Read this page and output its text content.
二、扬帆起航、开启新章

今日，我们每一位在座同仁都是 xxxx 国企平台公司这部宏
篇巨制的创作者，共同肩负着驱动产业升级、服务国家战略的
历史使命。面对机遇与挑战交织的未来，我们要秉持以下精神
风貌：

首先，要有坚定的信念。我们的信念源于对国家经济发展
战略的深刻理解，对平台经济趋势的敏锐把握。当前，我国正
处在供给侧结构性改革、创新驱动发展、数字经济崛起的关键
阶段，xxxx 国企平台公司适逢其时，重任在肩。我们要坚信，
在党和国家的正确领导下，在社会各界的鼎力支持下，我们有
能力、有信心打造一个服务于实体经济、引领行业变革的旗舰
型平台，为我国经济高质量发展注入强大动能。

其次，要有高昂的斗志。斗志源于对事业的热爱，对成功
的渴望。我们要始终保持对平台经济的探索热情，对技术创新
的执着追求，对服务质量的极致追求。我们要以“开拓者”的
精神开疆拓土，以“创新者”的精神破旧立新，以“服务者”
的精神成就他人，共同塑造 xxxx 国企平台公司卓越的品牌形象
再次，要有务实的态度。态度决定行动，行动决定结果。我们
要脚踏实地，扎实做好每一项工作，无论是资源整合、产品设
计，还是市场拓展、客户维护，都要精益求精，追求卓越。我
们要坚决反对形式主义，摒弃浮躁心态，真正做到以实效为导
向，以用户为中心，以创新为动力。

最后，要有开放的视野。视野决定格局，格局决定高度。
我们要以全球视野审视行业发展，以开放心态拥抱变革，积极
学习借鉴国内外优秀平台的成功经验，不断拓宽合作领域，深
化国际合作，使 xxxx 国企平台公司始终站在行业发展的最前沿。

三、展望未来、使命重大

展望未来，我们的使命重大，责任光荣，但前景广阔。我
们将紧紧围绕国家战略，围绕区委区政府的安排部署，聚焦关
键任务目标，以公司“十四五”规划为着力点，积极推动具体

:::::

**Exercise**. State the number of lines in these entries that include the string "xxxx". Provide nothing beyond that number.

**Expected output**. 4